───── RECORDS PROVIDED ─────
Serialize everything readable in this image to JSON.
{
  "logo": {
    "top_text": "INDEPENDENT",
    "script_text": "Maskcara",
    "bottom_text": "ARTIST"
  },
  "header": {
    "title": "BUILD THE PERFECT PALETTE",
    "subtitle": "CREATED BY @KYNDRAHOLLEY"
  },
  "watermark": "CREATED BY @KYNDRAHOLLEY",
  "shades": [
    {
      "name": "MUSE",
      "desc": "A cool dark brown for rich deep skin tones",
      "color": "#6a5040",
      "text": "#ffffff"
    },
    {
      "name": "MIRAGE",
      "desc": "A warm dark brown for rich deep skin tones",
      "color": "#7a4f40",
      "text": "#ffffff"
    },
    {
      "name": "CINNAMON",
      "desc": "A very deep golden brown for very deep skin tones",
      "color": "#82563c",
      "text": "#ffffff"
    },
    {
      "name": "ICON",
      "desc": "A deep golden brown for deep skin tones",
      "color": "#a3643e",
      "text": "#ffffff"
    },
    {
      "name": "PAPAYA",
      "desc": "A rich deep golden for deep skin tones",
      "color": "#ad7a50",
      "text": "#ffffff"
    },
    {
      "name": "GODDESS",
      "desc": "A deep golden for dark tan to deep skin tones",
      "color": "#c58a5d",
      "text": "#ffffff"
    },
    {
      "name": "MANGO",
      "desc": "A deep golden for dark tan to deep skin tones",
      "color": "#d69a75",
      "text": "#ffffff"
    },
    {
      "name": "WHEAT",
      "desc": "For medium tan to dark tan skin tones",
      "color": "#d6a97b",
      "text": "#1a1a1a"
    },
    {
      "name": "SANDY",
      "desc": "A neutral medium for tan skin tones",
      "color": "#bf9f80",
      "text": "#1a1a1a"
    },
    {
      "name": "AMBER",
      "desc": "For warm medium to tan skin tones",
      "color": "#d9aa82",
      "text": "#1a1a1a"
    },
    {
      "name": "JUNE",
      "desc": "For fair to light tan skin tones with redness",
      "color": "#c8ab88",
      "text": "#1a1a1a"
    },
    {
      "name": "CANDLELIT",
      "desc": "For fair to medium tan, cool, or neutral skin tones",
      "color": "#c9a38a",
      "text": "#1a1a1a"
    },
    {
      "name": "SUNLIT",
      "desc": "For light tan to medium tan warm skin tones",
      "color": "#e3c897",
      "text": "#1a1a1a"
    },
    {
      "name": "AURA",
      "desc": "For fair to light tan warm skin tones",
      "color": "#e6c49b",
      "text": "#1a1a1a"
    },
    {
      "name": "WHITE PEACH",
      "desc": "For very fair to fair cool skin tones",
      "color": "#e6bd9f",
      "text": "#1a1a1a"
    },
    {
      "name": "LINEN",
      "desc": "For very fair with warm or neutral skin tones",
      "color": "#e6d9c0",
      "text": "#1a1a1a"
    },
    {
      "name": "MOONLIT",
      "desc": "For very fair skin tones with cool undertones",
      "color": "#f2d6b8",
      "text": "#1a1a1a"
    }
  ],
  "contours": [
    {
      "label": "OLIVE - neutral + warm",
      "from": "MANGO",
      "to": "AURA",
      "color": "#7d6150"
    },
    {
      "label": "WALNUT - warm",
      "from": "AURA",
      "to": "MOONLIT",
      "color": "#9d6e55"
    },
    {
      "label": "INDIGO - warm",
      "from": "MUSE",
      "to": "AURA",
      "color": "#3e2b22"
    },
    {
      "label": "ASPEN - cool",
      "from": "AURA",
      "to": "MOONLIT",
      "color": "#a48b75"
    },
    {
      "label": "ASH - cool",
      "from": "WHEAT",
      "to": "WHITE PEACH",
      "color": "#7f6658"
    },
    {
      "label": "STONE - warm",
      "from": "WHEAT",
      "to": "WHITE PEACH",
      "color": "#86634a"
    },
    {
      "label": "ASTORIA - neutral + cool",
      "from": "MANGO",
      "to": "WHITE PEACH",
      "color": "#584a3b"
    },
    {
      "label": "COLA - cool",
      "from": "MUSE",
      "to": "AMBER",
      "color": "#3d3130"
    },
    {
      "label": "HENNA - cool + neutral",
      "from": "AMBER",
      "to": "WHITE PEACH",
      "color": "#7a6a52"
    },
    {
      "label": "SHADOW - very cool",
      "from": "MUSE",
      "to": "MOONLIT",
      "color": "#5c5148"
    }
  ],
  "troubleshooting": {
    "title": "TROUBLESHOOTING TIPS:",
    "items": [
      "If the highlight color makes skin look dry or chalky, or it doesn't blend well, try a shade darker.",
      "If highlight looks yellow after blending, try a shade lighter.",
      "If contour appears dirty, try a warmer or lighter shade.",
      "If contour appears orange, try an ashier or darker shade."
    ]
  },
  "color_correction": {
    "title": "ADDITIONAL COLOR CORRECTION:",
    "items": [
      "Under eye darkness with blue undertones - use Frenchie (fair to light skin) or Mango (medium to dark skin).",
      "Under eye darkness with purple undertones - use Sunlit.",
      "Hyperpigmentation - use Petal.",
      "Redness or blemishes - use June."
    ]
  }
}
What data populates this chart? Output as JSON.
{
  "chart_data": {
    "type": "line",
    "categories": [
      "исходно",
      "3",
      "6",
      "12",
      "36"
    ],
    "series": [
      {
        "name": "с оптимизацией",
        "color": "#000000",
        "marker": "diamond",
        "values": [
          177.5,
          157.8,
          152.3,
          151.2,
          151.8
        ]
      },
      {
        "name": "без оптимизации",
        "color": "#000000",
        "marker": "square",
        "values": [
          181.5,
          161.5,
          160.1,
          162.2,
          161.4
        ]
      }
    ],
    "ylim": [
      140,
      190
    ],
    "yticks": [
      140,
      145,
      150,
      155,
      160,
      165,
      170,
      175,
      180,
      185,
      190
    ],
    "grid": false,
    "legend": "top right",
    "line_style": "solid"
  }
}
─────
Filter the data, keeping only the lines that contain "appears".

● WRITTEN RESPONSE:
      "If contour appears dirty, try a warmer or lighter shade.",
      "If contour appears orange, try an ashier or darker shade."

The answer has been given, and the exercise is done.